Exercise goal: Transcribe all the records exactly and omit any images they hold.

Data extract:
◇ ◇ ◇
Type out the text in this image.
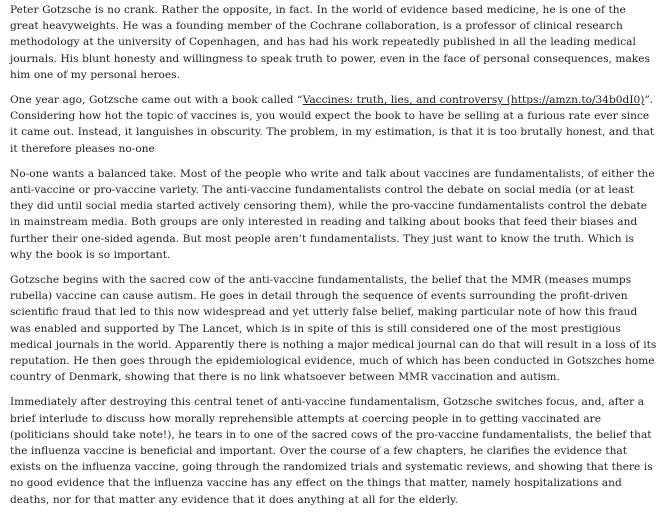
Peter Gotzsche is no crank. Rather the opposite, in fact. In the world of evidence based medicine, he is one of the great heavyweights. He was a founding member of the Cochrane collaboration, is a professor of clinical research methodology at the university of Copenhagen, and has had his work repeatedly published in all the leading medical journals. His blunt honesty and willingness to speak truth to power, even in the face of personal consequences, makes him one of my personal heroes.

One year ago, Gotzsche came out with a book called “Vaccines: truth, lies, and controversy (https://amzn.to/34b0dI0)”. Considering how hot the topic of vaccines is, you would expect the book to have be selling at a furious rate ever since it came out. Instead, it languishes in obscurity. The problem, in my estimation, is that it is too brutally honest, and that it therefore pleases no-one

No-one wants a balanced take. Most of the people who write and talk about vaccines are fundamentalists, of either the anti-vaccine or pro-vaccine variety. The anti-vaccine fundamentalists control the debate on social media (or at least they did until social media started actively censoring them), while the pro-vaccine fundamentalists control the debate in mainstream media. Both groups are only interested in reading and talking about books that feed their biases and further their one-sided agenda. But most people aren’t fundamentalists. They just want to know the truth. Which is why the book is so important.

Gotzsche begins with the sacred cow of the anti-vaccine fundamentalists, the belief that the MMR (meases mumps rubella) vaccine can cause autism. He goes in detail through the sequence of events surrounding the profit-driven scientific fraud that led to this now widespread and yet utterly false belief, making particular note of how this fraud was enabled and supported by The Lancet, which is in spite of this is still considered one of the most prestigious medical journals in the world. Apparently there is nothing a major medical journal can do that will result in a loss of its reputation. He then goes through the epidemiological evidence, much of which has been conducted in Gotszches home country of Denmark, showing that there is no link whatsoever between MMR vaccination and autism.

Immediately after destroying this central tenet of anti-vaccine fundamentalism, Gotzsche switches focus, and, after a brief interlude to discuss how morally reprehensible attempts at coercing people in to getting vaccinated are (politicians should take note!), he tears in to one of the sacred cows of the pro-vaccine fundamentalists, the belief that the influenza vaccine is beneficial and important. Over the course of a few chapters, he clarifies the evidence that exists on the influenza vaccine, going through the randomized trials and systematic reviews, and showing that there is no good evidence that the influenza vaccine has any effect on the things that matter, namely hospitalizations and deaths, nor for that matter any evidence that it does anything at all for the elderly.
◇ ◇ ◇
Output for this exercise:
Type out the text in this image.
Peter Gotzsche is no crank. Rather the opposite, in fact. In the world of evidence based medicine, he is one of the great heavyweights. He was a founding member of the Cochrane collaboration, is a professor of clinical research methodology at the university of Copenhagen, and has had his work repeatedly published in all the leading medical journals. His blunt honesty and willingness to speak truth to power, even in the face of personal consequences, makes him one of my personal heroes.

One year ago, Gotzsche came out with a book called “Vaccines: truth, lies, and controversy (https://amzn.to/34b0dI0)”. Considering how hot the topic of vaccines is, you would expect the book to have be selling at a furious rate ever since it came out. Instead, it languishes in obscurity. The problem, in my estimation, is that it is too brutally honest, and that it therefore pleases no-one

No-one wants a balanced take. Most of the people who write and talk about vaccines are fundamentalists, of either the anti-vaccine or pro-vaccine variety. The anti-vaccine fundamentalists control the debate on social media (or at least they did until social media started actively censoring them), while the pro-vaccine fundamentalists control the debate in mainstream media. Both groups are only interested in reading and talking about books that feed their biases and further their one-sided agenda. But most people aren’t fundamentalists. They just want to know the truth. Which is why the book is so important.

Gotzsche begins with the sacred cow of the anti-vaccine fundamentalists, the belief that the MMR (meases mumps rubella) vaccine can cause autism. He goes in detail through the sequence of events surrounding the profit-driven scientific fraud that led to this now widespread and yet utterly false belief, making particular note of how this fraud was enabled and supported by The Lancet, which is in spite of this is still considered one of the most prestigious medical journals in the world. Apparently there is nothing a major medical journal can do that will result in a loss of its reputation. He then goes through the epidemiological evidence, much of which has been conducted in Gotszches home country of Denmark, showing that there is no link whatsoever between MMR vaccination and autism.

Immediately after destroying this central tenet of anti-vaccine fundamentalism, Gotzsche switches focus, and, after a brief interlude to discuss how morally reprehensible attempts at coercing people in to getting vaccinated are (politicians should take note!), he tears in to one of the sacred cows of the pro-vaccine fundamentalists, the belief that the influenza vaccine is beneficial and important. Over the course of a few chapters, he clarifies the evidence that exists on the influenza vaccine, going through the randomized trials and systematic reviews, and showing that there is no good evidence that the influenza vaccine has any effect on the things that matter, namely hospitalizations and deaths, nor for that matter any evidence that it does anything at all for the elderly.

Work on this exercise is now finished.